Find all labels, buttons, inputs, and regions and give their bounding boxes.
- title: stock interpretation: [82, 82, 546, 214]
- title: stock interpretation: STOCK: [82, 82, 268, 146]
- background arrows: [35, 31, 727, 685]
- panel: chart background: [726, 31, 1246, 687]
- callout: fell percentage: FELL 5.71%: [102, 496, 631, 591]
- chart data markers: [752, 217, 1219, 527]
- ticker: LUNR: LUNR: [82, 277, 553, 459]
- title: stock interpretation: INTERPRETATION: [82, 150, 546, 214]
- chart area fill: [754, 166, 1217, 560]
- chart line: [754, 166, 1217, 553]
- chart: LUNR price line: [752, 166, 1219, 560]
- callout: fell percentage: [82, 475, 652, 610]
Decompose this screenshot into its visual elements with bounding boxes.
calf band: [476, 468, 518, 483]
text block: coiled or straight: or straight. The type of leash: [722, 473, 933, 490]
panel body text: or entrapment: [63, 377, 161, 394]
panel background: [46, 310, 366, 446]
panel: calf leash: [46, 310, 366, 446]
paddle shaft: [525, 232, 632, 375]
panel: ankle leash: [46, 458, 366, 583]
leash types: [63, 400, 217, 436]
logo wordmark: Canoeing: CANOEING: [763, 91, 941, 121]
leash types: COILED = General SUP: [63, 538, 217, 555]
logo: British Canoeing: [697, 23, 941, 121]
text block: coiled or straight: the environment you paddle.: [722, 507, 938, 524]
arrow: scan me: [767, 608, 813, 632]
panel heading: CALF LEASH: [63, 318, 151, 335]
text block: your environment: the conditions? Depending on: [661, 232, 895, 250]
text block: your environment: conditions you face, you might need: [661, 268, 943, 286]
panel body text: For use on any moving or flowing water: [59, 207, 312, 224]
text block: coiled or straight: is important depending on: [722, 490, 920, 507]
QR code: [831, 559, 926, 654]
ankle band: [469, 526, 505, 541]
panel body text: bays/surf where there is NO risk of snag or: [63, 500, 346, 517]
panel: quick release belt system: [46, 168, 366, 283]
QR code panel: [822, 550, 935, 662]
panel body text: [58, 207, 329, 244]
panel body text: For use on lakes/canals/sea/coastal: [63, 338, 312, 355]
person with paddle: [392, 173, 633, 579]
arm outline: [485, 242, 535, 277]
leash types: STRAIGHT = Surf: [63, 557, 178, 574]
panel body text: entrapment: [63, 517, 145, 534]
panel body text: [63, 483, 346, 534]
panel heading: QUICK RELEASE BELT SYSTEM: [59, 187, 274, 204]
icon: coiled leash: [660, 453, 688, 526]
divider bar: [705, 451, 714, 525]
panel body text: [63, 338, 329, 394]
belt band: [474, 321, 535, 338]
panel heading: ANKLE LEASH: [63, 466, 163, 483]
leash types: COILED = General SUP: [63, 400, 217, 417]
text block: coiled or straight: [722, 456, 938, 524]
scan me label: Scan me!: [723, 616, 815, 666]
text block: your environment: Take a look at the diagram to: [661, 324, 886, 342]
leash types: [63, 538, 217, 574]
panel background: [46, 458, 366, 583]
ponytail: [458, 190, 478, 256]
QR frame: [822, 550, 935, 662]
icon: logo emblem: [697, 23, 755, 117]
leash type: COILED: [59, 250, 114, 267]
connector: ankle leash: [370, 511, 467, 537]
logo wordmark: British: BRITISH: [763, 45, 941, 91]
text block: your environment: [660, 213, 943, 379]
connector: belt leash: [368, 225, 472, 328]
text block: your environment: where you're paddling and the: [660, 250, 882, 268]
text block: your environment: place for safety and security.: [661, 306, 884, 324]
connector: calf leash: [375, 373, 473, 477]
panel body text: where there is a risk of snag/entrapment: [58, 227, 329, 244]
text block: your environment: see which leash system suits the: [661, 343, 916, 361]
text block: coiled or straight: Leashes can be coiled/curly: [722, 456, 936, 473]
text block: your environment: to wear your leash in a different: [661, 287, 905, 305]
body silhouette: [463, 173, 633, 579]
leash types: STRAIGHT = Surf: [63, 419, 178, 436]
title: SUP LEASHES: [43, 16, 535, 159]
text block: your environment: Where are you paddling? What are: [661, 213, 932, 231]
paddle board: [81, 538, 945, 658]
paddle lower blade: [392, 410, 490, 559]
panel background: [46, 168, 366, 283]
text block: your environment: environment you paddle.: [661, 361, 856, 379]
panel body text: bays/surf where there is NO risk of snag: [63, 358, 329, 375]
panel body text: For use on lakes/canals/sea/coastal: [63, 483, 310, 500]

· · · ·

[EXERCISE PROMPT]
Can you quote the listing word for word, from its first line through the line that contains "- chart data markers: [752, 217, 1219, 527]", with that line included?

[WRITTEN RESPONSE]
Find all labels, buttons, inputs, and regions and give their bounding boxes.
- title: stock interpretation: [82, 82, 546, 214]
- title: stock interpretation: STOCK: [82, 82, 268, 146]
- background arrows: [35, 31, 727, 685]
- panel: chart background: [726, 31, 1246, 687]
- callout: fell percentage: FELL 5.71%: [102, 496, 631, 591]
- chart data markers: [752, 217, 1219, 527]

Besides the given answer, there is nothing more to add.